Given data -
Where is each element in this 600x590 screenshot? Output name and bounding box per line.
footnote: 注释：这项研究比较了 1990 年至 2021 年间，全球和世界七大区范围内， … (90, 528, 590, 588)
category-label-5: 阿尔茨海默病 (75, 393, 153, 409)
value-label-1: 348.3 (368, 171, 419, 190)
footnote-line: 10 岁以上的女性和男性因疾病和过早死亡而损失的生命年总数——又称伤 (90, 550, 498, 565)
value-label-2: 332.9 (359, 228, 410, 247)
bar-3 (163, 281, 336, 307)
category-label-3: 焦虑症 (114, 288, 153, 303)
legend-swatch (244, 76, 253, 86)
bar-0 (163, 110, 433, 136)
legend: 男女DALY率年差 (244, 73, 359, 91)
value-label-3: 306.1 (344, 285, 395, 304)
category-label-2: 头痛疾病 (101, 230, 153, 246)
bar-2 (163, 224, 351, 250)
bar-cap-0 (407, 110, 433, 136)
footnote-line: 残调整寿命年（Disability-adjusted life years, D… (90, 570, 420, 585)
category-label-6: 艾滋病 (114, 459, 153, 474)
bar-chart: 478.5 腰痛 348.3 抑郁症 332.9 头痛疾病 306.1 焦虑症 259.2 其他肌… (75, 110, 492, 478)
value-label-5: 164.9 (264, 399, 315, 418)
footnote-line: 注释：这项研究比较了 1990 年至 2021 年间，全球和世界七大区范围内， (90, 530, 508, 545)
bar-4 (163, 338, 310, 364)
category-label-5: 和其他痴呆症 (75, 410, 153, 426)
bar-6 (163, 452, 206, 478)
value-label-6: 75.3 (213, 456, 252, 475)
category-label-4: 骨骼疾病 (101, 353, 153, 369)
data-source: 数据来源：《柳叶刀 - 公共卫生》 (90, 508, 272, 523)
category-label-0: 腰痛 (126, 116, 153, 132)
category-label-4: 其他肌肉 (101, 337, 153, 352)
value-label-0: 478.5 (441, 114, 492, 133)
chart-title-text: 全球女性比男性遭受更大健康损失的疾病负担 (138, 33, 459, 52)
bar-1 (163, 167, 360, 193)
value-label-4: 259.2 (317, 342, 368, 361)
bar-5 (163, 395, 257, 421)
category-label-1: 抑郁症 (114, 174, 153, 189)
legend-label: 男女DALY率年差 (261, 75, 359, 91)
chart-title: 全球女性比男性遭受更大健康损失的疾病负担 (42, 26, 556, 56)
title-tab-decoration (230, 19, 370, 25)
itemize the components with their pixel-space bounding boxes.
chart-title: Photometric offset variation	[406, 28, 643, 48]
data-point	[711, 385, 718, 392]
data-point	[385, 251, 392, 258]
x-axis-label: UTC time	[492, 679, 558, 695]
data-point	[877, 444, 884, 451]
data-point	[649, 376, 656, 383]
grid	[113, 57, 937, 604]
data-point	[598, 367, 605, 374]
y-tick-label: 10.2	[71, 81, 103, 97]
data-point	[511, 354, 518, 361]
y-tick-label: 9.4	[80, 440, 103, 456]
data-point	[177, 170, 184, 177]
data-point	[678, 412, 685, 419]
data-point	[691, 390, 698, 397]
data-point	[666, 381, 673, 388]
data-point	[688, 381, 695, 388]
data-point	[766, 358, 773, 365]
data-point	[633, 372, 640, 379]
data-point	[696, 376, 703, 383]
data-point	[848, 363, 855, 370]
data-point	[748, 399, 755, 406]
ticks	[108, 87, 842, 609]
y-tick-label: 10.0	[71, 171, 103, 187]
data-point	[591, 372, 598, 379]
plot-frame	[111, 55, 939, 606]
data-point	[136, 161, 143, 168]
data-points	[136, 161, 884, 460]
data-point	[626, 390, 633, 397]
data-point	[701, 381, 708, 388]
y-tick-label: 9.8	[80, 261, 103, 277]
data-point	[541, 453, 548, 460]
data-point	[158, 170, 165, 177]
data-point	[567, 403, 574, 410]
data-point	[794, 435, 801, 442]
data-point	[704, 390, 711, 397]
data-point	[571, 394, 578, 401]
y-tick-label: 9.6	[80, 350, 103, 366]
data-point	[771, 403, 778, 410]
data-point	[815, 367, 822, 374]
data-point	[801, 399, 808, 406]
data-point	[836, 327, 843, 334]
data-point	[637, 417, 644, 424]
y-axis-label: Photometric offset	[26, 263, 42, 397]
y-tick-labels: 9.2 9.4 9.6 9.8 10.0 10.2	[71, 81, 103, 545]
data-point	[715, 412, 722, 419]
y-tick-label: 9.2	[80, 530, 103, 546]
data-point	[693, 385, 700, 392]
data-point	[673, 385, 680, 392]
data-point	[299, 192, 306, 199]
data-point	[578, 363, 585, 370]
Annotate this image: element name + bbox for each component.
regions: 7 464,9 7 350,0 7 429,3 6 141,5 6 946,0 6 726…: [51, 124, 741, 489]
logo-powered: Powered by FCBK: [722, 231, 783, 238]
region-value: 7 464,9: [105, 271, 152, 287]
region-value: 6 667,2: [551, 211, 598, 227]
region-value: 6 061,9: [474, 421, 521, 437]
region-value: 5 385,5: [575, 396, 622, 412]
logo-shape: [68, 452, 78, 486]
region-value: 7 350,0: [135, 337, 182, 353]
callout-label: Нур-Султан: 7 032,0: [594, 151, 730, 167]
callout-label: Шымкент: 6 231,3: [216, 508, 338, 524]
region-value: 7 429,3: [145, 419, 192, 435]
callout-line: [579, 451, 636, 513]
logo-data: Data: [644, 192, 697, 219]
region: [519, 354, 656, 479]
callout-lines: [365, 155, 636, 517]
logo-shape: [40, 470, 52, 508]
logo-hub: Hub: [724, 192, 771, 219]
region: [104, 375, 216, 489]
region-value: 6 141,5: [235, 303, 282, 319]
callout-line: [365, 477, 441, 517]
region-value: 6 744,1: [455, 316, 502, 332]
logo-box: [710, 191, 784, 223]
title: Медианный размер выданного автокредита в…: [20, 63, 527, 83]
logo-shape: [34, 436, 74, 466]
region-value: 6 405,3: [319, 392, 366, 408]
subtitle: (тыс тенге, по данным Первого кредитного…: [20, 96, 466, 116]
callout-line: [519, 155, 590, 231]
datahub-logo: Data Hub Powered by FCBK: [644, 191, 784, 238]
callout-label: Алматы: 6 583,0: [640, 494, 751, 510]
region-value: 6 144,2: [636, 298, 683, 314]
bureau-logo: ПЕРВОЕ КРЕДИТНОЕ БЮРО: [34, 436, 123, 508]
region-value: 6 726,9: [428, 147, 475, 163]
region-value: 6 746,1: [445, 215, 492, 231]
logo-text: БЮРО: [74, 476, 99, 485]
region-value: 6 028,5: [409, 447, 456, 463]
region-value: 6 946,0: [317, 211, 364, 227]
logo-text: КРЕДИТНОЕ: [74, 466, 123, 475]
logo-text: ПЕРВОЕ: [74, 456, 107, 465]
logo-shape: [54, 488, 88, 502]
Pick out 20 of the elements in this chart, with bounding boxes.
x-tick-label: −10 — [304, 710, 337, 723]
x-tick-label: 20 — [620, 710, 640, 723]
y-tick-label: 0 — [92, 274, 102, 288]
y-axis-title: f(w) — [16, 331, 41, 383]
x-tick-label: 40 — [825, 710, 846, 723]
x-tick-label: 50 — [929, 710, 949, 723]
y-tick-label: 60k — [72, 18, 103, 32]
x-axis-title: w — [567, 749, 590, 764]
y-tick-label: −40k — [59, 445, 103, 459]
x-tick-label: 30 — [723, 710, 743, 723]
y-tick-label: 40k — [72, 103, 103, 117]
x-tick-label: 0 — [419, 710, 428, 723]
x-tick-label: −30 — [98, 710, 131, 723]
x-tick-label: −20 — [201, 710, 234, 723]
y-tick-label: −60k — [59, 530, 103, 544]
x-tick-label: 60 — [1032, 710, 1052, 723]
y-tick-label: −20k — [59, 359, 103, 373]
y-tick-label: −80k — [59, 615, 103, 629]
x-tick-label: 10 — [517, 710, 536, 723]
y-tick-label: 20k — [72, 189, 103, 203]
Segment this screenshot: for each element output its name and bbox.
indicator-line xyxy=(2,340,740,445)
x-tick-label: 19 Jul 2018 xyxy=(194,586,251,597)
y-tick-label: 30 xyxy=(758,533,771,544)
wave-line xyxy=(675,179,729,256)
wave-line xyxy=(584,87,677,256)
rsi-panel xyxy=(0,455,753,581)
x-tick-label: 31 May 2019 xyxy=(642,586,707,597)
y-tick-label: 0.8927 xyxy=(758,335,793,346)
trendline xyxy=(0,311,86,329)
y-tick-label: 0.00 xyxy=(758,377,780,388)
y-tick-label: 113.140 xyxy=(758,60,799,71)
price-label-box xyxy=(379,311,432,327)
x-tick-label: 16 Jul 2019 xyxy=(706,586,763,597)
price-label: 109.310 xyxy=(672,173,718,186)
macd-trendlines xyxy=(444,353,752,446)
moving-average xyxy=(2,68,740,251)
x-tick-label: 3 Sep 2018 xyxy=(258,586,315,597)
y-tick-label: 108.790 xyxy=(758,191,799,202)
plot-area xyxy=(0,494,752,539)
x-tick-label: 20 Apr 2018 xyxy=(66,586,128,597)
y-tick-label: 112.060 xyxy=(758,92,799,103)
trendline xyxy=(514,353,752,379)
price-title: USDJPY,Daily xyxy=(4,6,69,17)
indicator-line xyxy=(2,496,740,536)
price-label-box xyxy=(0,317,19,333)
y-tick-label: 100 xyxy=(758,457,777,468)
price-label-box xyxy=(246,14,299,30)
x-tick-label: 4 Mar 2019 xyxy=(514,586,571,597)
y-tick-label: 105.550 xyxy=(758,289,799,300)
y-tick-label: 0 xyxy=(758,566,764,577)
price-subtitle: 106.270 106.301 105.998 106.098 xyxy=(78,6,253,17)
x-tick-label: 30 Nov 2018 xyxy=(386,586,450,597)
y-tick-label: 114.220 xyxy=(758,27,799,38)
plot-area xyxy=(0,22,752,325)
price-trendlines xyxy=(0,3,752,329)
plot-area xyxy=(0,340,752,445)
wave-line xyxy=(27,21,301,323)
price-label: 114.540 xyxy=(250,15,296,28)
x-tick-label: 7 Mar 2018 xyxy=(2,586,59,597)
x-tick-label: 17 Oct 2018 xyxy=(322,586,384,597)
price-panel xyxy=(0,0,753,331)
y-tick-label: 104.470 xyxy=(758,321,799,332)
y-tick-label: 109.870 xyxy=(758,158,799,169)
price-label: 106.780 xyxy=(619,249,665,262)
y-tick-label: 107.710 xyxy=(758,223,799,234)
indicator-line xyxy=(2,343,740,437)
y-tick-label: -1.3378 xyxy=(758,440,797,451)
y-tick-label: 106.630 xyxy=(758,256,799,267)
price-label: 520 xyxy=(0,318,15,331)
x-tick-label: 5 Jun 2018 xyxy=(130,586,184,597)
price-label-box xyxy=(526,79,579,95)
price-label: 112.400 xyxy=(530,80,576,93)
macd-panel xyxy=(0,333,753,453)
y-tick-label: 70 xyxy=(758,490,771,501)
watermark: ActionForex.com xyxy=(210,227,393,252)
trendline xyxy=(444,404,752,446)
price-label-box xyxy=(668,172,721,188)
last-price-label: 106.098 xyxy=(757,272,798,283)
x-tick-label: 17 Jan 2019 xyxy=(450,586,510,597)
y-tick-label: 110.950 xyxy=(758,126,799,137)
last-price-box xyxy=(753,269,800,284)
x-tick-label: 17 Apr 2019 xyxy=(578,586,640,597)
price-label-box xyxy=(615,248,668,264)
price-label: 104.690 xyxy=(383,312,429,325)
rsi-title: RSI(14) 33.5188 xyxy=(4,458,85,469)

Your objective - Write out the lines from the first one through the line containing "bar-2 (163, 224, 351, 250)", both included, as a JSON list of strings with one string per line and blank lines left out.

Reply to the exercise -
[
  "Where is each element in this 600x590 screenshot? Output name and bounding box per line.",
  "footnote: 注释：这项研究比较了 1990 年至 2021 年间，全球和世界七大区范围内， … (90, 528, 590, 588)",
  "category-label-5: 阿尔茨海默病 (75, 393, 153, 409)",
  "value-label-1: 348.3 (368, 171, 419, 190)",
  "footnote-line: 10 岁以上的女性和男性因疾病和过早死亡而损失的生命年总数——又称伤 (90, 550, 498, 565)",
  "value-label-2: 332.9 (359, 228, 410, 247)",
  "bar-3 (163, 281, 336, 307)",
  "category-label-3: 焦虑症 (114, 288, 153, 303)",
  "legend-swatch (244, 76, 253, 86)",
  "bar-0 (163, 110, 433, 136)",
  "legend: 男女DALY率年差 (244, 73, 359, 91)",
  "value-label-3: 306.1 (344, 285, 395, 304)",
  "category-label-2: 头痛疾病 (101, 230, 153, 246)",
  "bar-2 (163, 224, 351, 250)"
]